Task requirements: Name every constant in the passage below about the main function whose name is written in capital letters joined by underscores.

=== Provided passage ===

All the characters you will need to print are defined as constants in pa2.h.
main.c
int main( int argc, char *argv[] );
The main function will drive the rest of the program. It will create the BCD clock array, perform. input checking
by parsing the command-line arguments, and display the BCD clock for a specified (or default) number of ticks
if no errors were encountered.
First, create a zero-filled array of unsigned char of size CLOCK_ARR_SIZE on the stack. This array contains
the hours, minutes, seconds, and AM/PM values of the BCD clock that we will be displaying and updating
throughout the program.
Our first error check will be to ensure that the user didn’t enter more than the maximum number of command
line arguments allowed (use the MAX_ARGS constant from pa2.h). If they did, print the usage and return
EXIT_FAILURE right away.
Now we can parse the command line arguments:
1. If the first command line argument is STR_HELP ("--help"), print usage and return EXIT_SUCCESS
right away.
2. numTicks:
a. If numTicks was not entered as the first command line argument, initialize it with DEF_TICK.

=== Given entries ===

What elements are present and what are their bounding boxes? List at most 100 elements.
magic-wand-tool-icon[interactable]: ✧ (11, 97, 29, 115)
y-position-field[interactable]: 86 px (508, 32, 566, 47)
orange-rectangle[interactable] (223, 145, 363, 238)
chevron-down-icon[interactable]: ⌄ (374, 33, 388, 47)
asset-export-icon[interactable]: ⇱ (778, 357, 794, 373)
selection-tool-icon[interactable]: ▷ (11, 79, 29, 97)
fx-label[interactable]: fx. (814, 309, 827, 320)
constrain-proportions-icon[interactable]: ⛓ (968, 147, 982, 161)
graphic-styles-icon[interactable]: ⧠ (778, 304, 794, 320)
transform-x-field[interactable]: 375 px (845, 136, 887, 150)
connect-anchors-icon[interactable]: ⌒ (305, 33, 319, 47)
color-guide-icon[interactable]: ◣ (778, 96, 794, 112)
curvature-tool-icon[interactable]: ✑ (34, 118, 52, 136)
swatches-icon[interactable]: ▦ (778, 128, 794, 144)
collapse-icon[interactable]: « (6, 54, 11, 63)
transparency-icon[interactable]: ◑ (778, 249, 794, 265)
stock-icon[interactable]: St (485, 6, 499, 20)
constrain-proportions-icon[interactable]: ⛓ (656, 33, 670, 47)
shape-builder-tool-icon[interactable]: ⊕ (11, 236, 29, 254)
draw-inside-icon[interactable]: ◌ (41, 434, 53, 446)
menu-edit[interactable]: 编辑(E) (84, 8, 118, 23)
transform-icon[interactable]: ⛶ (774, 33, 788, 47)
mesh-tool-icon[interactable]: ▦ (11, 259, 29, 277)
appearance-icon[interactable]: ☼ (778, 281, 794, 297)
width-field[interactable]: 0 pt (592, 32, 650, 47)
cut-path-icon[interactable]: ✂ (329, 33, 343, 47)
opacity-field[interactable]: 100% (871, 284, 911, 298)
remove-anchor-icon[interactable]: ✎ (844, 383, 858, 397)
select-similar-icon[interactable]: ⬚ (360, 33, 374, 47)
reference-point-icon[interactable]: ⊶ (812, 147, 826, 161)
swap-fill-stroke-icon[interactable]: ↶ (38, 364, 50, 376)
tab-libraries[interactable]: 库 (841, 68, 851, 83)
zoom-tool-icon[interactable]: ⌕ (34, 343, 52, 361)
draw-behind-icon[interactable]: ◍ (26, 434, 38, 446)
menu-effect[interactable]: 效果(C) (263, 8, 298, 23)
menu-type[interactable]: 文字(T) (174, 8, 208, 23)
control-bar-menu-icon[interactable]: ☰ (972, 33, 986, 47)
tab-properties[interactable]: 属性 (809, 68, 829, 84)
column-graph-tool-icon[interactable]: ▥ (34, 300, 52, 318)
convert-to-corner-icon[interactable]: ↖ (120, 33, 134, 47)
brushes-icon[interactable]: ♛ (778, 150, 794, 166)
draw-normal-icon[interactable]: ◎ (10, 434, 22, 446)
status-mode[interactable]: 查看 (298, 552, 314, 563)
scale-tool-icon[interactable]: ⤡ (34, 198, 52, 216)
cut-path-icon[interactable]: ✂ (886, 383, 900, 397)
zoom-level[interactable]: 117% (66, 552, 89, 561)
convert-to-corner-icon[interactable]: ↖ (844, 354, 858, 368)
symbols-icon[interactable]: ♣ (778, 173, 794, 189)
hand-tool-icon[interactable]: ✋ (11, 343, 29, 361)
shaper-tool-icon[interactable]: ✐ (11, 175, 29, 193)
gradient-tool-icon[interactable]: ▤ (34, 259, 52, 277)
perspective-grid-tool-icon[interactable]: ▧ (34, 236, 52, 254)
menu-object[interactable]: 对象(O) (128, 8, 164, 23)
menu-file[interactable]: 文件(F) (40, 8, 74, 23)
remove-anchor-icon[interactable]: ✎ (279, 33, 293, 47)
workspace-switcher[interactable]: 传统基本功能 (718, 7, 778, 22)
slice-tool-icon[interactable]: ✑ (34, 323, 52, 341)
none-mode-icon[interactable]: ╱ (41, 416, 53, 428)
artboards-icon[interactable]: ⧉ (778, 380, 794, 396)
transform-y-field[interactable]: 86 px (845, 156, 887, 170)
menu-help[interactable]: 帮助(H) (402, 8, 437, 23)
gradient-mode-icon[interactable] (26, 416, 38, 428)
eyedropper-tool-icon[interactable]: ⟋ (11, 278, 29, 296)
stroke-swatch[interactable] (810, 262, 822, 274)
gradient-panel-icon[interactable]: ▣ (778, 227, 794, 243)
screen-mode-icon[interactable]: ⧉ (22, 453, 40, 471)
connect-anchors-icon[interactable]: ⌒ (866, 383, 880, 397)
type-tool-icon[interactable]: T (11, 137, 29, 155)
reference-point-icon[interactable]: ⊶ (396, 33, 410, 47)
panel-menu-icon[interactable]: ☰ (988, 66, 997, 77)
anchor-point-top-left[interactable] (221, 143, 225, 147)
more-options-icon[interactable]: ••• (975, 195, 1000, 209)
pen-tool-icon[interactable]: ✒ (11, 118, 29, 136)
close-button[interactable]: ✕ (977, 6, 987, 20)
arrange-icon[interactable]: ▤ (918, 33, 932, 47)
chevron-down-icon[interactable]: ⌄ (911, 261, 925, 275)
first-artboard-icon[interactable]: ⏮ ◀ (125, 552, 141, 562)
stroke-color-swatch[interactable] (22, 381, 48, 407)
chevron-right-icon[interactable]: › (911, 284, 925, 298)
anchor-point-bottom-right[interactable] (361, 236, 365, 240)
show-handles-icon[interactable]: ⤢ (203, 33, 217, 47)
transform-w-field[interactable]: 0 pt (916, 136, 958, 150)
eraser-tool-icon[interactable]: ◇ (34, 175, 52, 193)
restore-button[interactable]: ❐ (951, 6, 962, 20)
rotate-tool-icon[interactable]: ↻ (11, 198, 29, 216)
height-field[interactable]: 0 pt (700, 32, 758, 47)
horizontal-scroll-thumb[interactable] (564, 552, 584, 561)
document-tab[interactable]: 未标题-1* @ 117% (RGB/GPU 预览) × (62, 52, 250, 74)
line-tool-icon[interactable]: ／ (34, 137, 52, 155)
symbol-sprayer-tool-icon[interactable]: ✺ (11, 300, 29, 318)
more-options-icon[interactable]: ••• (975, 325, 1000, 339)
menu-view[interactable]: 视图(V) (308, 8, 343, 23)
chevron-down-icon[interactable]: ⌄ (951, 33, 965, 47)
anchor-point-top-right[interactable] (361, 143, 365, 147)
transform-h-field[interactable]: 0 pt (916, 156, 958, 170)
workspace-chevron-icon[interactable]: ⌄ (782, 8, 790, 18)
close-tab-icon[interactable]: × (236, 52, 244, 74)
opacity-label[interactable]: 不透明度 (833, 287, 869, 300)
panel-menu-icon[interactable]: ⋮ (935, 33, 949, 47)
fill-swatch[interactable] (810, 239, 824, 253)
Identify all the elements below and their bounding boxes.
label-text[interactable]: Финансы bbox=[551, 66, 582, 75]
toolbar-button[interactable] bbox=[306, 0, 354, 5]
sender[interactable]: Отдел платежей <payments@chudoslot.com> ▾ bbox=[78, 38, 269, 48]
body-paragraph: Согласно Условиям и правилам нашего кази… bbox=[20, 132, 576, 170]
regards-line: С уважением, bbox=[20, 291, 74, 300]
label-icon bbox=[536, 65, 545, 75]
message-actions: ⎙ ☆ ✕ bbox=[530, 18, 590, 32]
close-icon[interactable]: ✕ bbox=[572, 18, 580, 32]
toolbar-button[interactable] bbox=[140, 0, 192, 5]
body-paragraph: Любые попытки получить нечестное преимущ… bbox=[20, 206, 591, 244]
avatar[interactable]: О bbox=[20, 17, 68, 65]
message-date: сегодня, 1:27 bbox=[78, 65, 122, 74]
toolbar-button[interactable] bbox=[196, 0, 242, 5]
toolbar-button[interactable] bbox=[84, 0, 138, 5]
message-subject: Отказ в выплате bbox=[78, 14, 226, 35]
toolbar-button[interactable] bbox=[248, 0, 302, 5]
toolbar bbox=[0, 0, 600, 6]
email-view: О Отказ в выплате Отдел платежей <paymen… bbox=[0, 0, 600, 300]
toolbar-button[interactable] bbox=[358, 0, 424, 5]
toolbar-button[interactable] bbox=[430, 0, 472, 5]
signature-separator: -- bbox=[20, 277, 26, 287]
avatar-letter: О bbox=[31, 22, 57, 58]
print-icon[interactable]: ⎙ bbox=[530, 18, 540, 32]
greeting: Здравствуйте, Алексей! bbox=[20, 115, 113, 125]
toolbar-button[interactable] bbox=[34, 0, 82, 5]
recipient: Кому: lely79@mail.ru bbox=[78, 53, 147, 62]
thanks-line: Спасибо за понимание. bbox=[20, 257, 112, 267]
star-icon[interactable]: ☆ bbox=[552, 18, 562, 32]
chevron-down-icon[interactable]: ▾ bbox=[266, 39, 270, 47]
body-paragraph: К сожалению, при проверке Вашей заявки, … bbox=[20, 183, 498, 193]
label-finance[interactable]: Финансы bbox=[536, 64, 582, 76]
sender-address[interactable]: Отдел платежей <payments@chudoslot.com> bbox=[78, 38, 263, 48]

===

Response to the exercise: CLOCK_ARR_SIZE, MAX_ARGS, EXIT_FAILURE, STR_HELP, EXIT_SUCCESS, DEF_TICK